> _GIVEN REQUEST_
Lines that contain "this" are to be counted; give only their number.
--- DATA TO PROCESS ---
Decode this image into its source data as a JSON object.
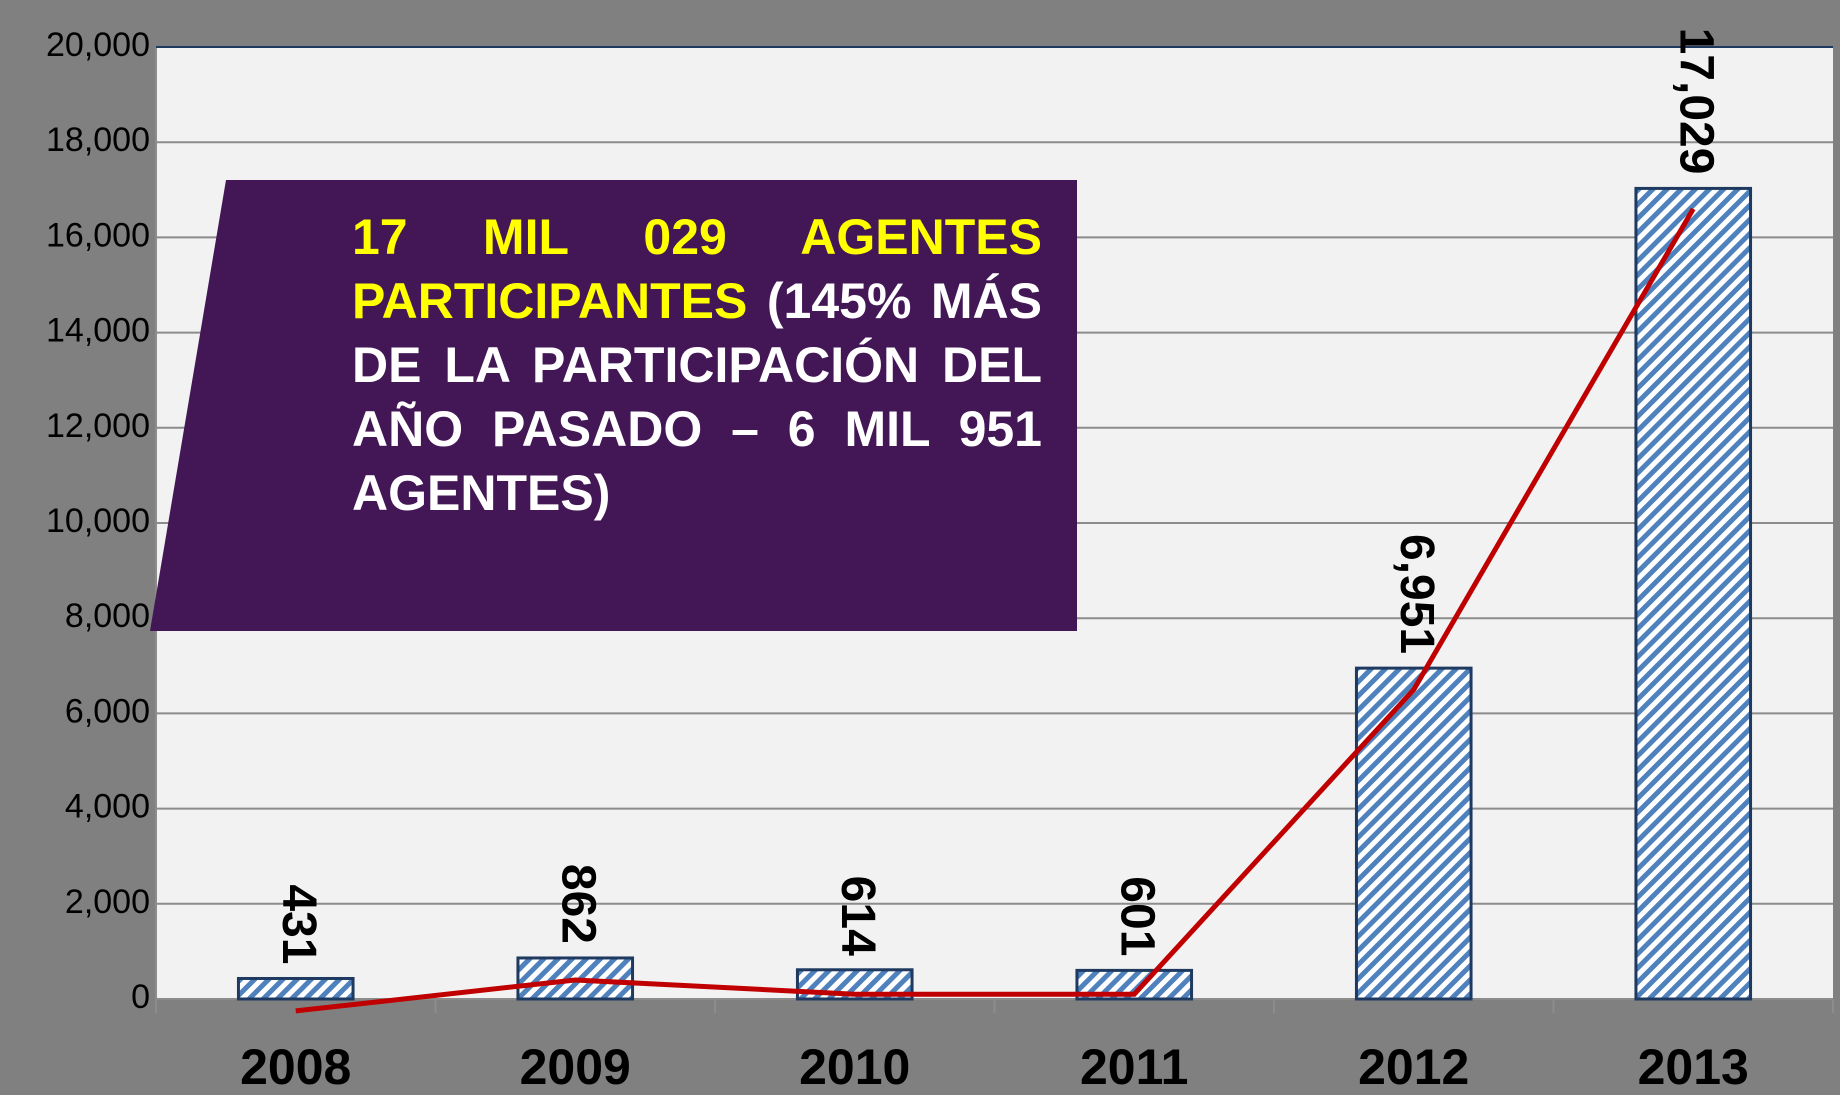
{
  "chart_data": {
    "type": "bar",
    "categories": [
      "2008",
      "2009",
      "2010",
      "2011",
      "2012",
      "2013"
    ],
    "values": [
      431,
      862,
      614,
      601,
      6951,
      17029
    ],
    "value_labels": [
      "431",
      "862",
      "614",
      "601",
      "6,951",
      "17,029"
    ],
    "color": "#4f81bd",
    "edge_color": "#1f3a60",
    "ylim": [
      0,
      20000
    ],
    "yticks": [
      0,
      {
        "value": 2000,
        "label": "2,000"
      },
      {
        "value": 4000,
        "label": "4,000"
      },
      {
        "value": 6000,
        "label": "6,000"
      },
      {
        "value": 8000,
        "label": "8,000"
      },
      {
        "value": 10000,
        "label": "10,000"
      },
      {
        "value": 12000,
        "label": "12,000"
      },
      {
        "value": 14000,
        "label": "14,000"
      },
      {
        "value": 16000,
        "label": "16,000"
      },
      {
        "value": 18000,
        "label": "18,000"
      },
      {
        "value": 20000,
        "label": "20,000"
      }
    ],
    "grid": true,
    "trend_line": {
      "color": "#c00000",
      "values": [
        -250,
        400,
        100,
        100,
        6500,
        16600
      ]
    },
    "annotation_highlight": "17 MIL 029 AGENTES PARTICIPANTES",
    "annotation_rest": "(145% MÁS DE LA PARTICIPACIÓN DEL AÑO PASADO – 6 MIL 951 AGENTES)"
  }
}
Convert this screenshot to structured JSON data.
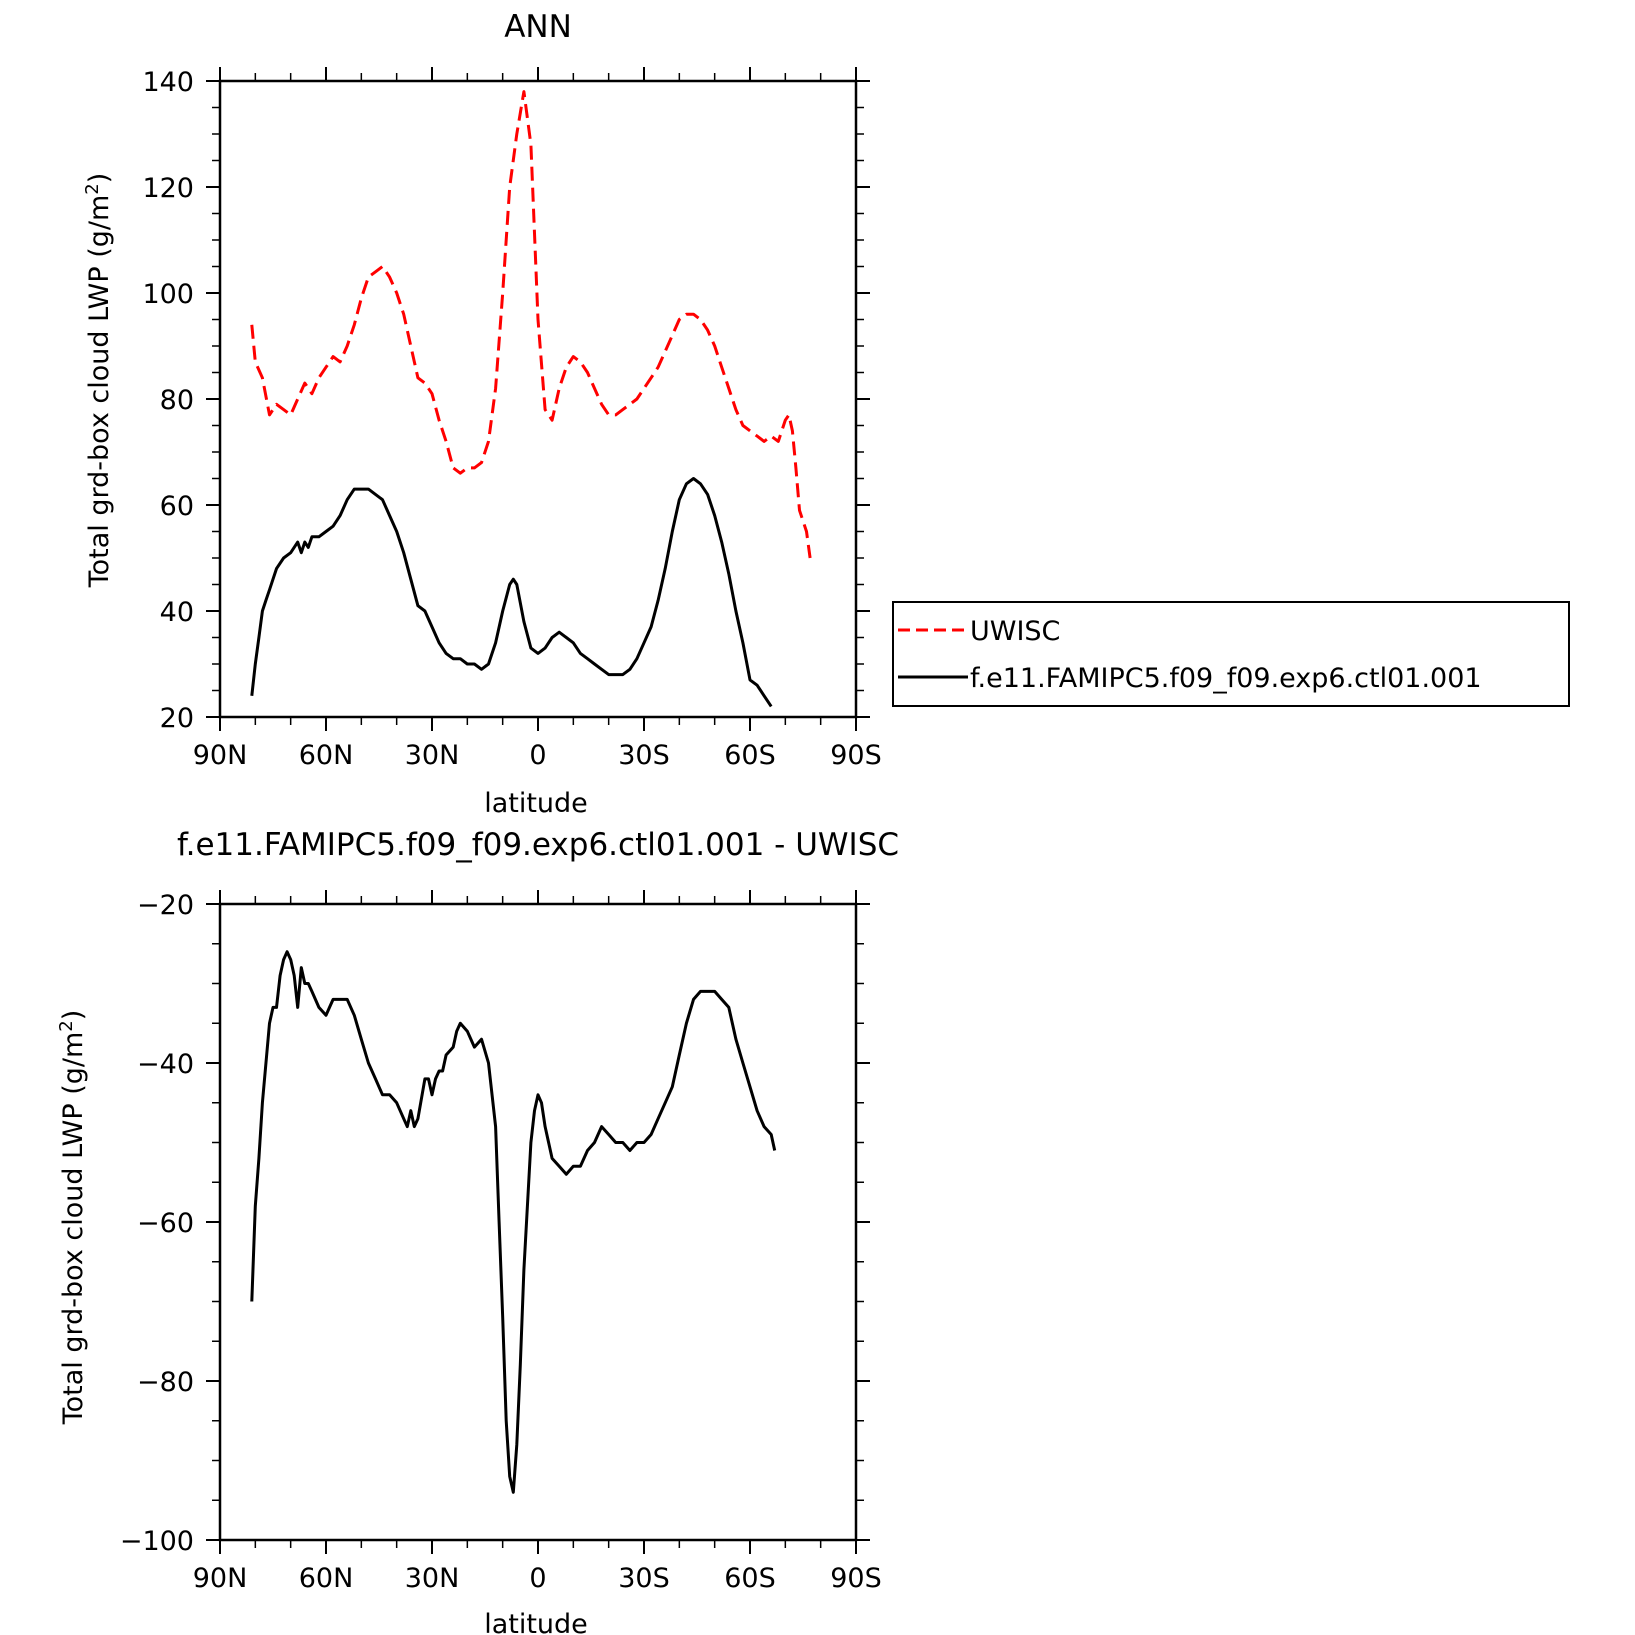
{
  "chart_data": [
    {
      "type": "line",
      "title": "ANN",
      "xlabel": "latitude",
      "ylabel": "Total grd-box cloud LWP (g/m²)",
      "ylabel_main": "Total grd-box cloud LWP (g/m",
      "ylabel_sup": "2",
      "ylabel_close": ")",
      "xlim": [
        90,
        -90
      ],
      "ylim": [
        20,
        140
      ],
      "xticks": [
        90,
        60,
        30,
        0,
        -30,
        -60,
        -90
      ],
      "xtick_labels": [
        "90N",
        "60N",
        "30N",
        "0",
        "30S",
        "60S",
        "90S"
      ],
      "yticks": [
        20,
        40,
        60,
        80,
        100,
        120,
        140
      ],
      "ytick_labels": [
        "20",
        "40",
        "60",
        "80",
        "100",
        "120",
        "140"
      ],
      "legend": {
        "placement": "right",
        "entries": [
          "UWISC",
          "f.e11.FAMIPC5.f09_f09.exp6.ctl01.001"
        ]
      },
      "series": [
        {
          "name": "UWISC",
          "color": "#ff0000",
          "dash": true,
          "points": [
            [
              81,
              94
            ],
            [
              80,
              87
            ],
            [
              78,
              84
            ],
            [
              76,
              77
            ],
            [
              74,
              79
            ],
            [
              72,
              78
            ],
            [
              70,
              77
            ],
            [
              68,
              80
            ],
            [
              66,
              83
            ],
            [
              64,
              81
            ],
            [
              62,
              84
            ],
            [
              60,
              86
            ],
            [
              58,
              88
            ],
            [
              56,
              87
            ],
            [
              54,
              90
            ],
            [
              52,
              94
            ],
            [
              50,
              99
            ],
            [
              48,
              103
            ],
            [
              46,
              104
            ],
            [
              44,
              105
            ],
            [
              42,
              103
            ],
            [
              40,
              100
            ],
            [
              38,
              96
            ],
            [
              36,
              90
            ],
            [
              34,
              84
            ],
            [
              32,
              83
            ],
            [
              30,
              81
            ],
            [
              28,
              76
            ],
            [
              26,
              72
            ],
            [
              24,
              67
            ],
            [
              22,
              66
            ],
            [
              20,
              67
            ],
            [
              18,
              67
            ],
            [
              16,
              68
            ],
            [
              14,
              72
            ],
            [
              12,
              82
            ],
            [
              10,
              100
            ],
            [
              8,
              120
            ],
            [
              6,
              130
            ],
            [
              4,
              138
            ],
            [
              2,
              128
            ],
            [
              0,
              95
            ],
            [
              -2,
              78
            ],
            [
              -4,
              76
            ],
            [
              -6,
              82
            ],
            [
              -8,
              86
            ],
            [
              -10,
              88
            ],
            [
              -12,
              87
            ],
            [
              -14,
              85
            ],
            [
              -16,
              82
            ],
            [
              -18,
              79
            ],
            [
              -20,
              77
            ],
            [
              -22,
              77
            ],
            [
              -24,
              78
            ],
            [
              -26,
              79
            ],
            [
              -28,
              80
            ],
            [
              -30,
              82
            ],
            [
              -32,
              84
            ],
            [
              -34,
              86
            ],
            [
              -36,
              89
            ],
            [
              -38,
              92
            ],
            [
              -40,
              95
            ],
            [
              -42,
              96
            ],
            [
              -44,
              96
            ],
            [
              -46,
              95
            ],
            [
              -48,
              93
            ],
            [
              -50,
              90
            ],
            [
              -52,
              86
            ],
            [
              -54,
              82
            ],
            [
              -56,
              78
            ],
            [
              -58,
              75
            ],
            [
              -60,
              74
            ],
            [
              -62,
              73
            ],
            [
              -64,
              72
            ],
            [
              -66,
              73
            ],
            [
              -68,
              72
            ],
            [
              -70,
              76
            ],
            [
              -71,
              77
            ],
            [
              -72,
              74
            ],
            [
              -73,
              67
            ],
            [
              -74,
              59
            ],
            [
              -75,
              57
            ],
            [
              -76,
              55
            ],
            [
              -77,
              50
            ]
          ]
        },
        {
          "name": "f.e11.FAMIPC5.f09_f09.exp6.ctl01.001",
          "color": "#000000",
          "dash": false,
          "points": [
            [
              81,
              24
            ],
            [
              80,
              30
            ],
            [
              79,
              35
            ],
            [
              78,
              40
            ],
            [
              77,
              42
            ],
            [
              76,
              44
            ],
            [
              75,
              46
            ],
            [
              74,
              48
            ],
            [
              72,
              50
            ],
            [
              70,
              51
            ],
            [
              68,
              53
            ],
            [
              67,
              51
            ],
            [
              66,
              53
            ],
            [
              65,
              52
            ],
            [
              64,
              54
            ],
            [
              62,
              54
            ],
            [
              60,
              55
            ],
            [
              58,
              56
            ],
            [
              56,
              58
            ],
            [
              54,
              61
            ],
            [
              52,
              63
            ],
            [
              50,
              63
            ],
            [
              48,
              63
            ],
            [
              46,
              62
            ],
            [
              44,
              61
            ],
            [
              42,
              58
            ],
            [
              40,
              55
            ],
            [
              38,
              51
            ],
            [
              36,
              46
            ],
            [
              34,
              41
            ],
            [
              32,
              40
            ],
            [
              30,
              37
            ],
            [
              28,
              34
            ],
            [
              26,
              32
            ],
            [
              24,
              31
            ],
            [
              22,
              31
            ],
            [
              20,
              30
            ],
            [
              18,
              30
            ],
            [
              16,
              29
            ],
            [
              14,
              30
            ],
            [
              12,
              34
            ],
            [
              10,
              40
            ],
            [
              8,
              45
            ],
            [
              7,
              46
            ],
            [
              6,
              45
            ],
            [
              4,
              38
            ],
            [
              2,
              33
            ],
            [
              0,
              32
            ],
            [
              -2,
              33
            ],
            [
              -4,
              35
            ],
            [
              -6,
              36
            ],
            [
              -8,
              35
            ],
            [
              -10,
              34
            ],
            [
              -12,
              32
            ],
            [
              -14,
              31
            ],
            [
              -16,
              30
            ],
            [
              -18,
              29
            ],
            [
              -20,
              28
            ],
            [
              -22,
              28
            ],
            [
              -24,
              28
            ],
            [
              -26,
              29
            ],
            [
              -28,
              31
            ],
            [
              -30,
              34
            ],
            [
              -32,
              37
            ],
            [
              -34,
              42
            ],
            [
              -36,
              48
            ],
            [
              -38,
              55
            ],
            [
              -40,
              61
            ],
            [
              -42,
              64
            ],
            [
              -44,
              65
            ],
            [
              -46,
              64
            ],
            [
              -48,
              62
            ],
            [
              -50,
              58
            ],
            [
              -52,
              53
            ],
            [
              -54,
              47
            ],
            [
              -56,
              40
            ],
            [
              -58,
              34
            ],
            [
              -60,
              27
            ],
            [
              -62,
              26
            ],
            [
              -64,
              24
            ],
            [
              -66,
              22
            ]
          ]
        }
      ]
    },
    {
      "type": "line",
      "title": "f.e11.FAMIPC5.f09_f09.exp6.ctl01.001  -  UWISC",
      "xlabel": "latitude",
      "ylabel": "Total grd-box cloud LWP (g/m²)",
      "ylabel_main": "Total grd-box cloud LWP (g/m",
      "ylabel_sup": "2",
      "ylabel_close": ")",
      "xlim": [
        90,
        -90
      ],
      "ylim": [
        -100,
        -20
      ],
      "xticks": [
        90,
        60,
        30,
        0,
        -30,
        -60,
        -90
      ],
      "xtick_labels": [
        "90N",
        "60N",
        "30N",
        "0",
        "30S",
        "60S",
        "90S"
      ],
      "yticks": [
        -100,
        -80,
        -60,
        -40,
        -20
      ],
      "ytick_labels": [
        "−100",
        "−80",
        "−60",
        "−40",
        "−20"
      ],
      "series": [
        {
          "color": "#000000",
          "dash": false,
          "points": [
            [
              81,
              -70
            ],
            [
              80,
              -58
            ],
            [
              79,
              -52
            ],
            [
              78,
              -45
            ],
            [
              76,
              -35
            ],
            [
              75,
              -33
            ],
            [
              74,
              -33
            ],
            [
              73,
              -29
            ],
            [
              72,
              -27
            ],
            [
              71,
              -26
            ],
            [
              70,
              -27
            ],
            [
              69,
              -29
            ],
            [
              68,
              -33
            ],
            [
              67,
              -28
            ],
            [
              66,
              -30
            ],
            [
              65,
              -30
            ],
            [
              64,
              -31
            ],
            [
              63,
              -32
            ],
            [
              62,
              -33
            ],
            [
              60,
              -34
            ],
            [
              59,
              -33
            ],
            [
              58,
              -32
            ],
            [
              56,
              -32
            ],
            [
              54,
              -32
            ],
            [
              52,
              -34
            ],
            [
              50,
              -37
            ],
            [
              48,
              -40
            ],
            [
              46,
              -42
            ],
            [
              44,
              -44
            ],
            [
              42,
              -44
            ],
            [
              40,
              -45
            ],
            [
              38,
              -47
            ],
            [
              37,
              -48
            ],
            [
              36,
              -46
            ],
            [
              35,
              -48
            ],
            [
              34,
              -47
            ],
            [
              32,
              -42
            ],
            [
              31,
              -42
            ],
            [
              30,
              -44
            ],
            [
              29,
              -42
            ],
            [
              28,
              -41
            ],
            [
              27,
              -41
            ],
            [
              26,
              -39
            ],
            [
              24,
              -38
            ],
            [
              23,
              -36
            ],
            [
              22,
              -35
            ],
            [
              20,
              -36
            ],
            [
              18,
              -38
            ],
            [
              16,
              -37
            ],
            [
              14,
              -40
            ],
            [
              12,
              -48
            ],
            [
              11,
              -60
            ],
            [
              10,
              -72
            ],
            [
              9,
              -85
            ],
            [
              8,
              -92
            ],
            [
              7,
              -94
            ],
            [
              6,
              -88
            ],
            [
              5,
              -78
            ],
            [
              4,
              -66
            ],
            [
              3,
              -58
            ],
            [
              2,
              -50
            ],
            [
              1,
              -46
            ],
            [
              0,
              -44
            ],
            [
              -1,
              -45
            ],
            [
              -2,
              -48
            ],
            [
              -3,
              -50
            ],
            [
              -4,
              -52
            ],
            [
              -6,
              -53
            ],
            [
              -8,
              -54
            ],
            [
              -10,
              -53
            ],
            [
              -12,
              -53
            ],
            [
              -14,
              -51
            ],
            [
              -16,
              -50
            ],
            [
              -18,
              -48
            ],
            [
              -20,
              -49
            ],
            [
              -22,
              -50
            ],
            [
              -24,
              -50
            ],
            [
              -26,
              -51
            ],
            [
              -28,
              -50
            ],
            [
              -30,
              -50
            ],
            [
              -32,
              -49
            ],
            [
              -34,
              -47
            ],
            [
              -36,
              -45
            ],
            [
              -38,
              -43
            ],
            [
              -40,
              -39
            ],
            [
              -42,
              -35
            ],
            [
              -44,
              -32
            ],
            [
              -46,
              -31
            ],
            [
              -48,
              -31
            ],
            [
              -50,
              -31
            ],
            [
              -52,
              -32
            ],
            [
              -54,
              -33
            ],
            [
              -56,
              -37
            ],
            [
              -58,
              -40
            ],
            [
              -60,
              -43
            ],
            [
              -62,
              -46
            ],
            [
              -64,
              -48
            ],
            [
              -66,
              -49
            ],
            [
              -67,
              -51
            ]
          ]
        }
      ]
    }
  ]
}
---
> _TASK RESULT_
2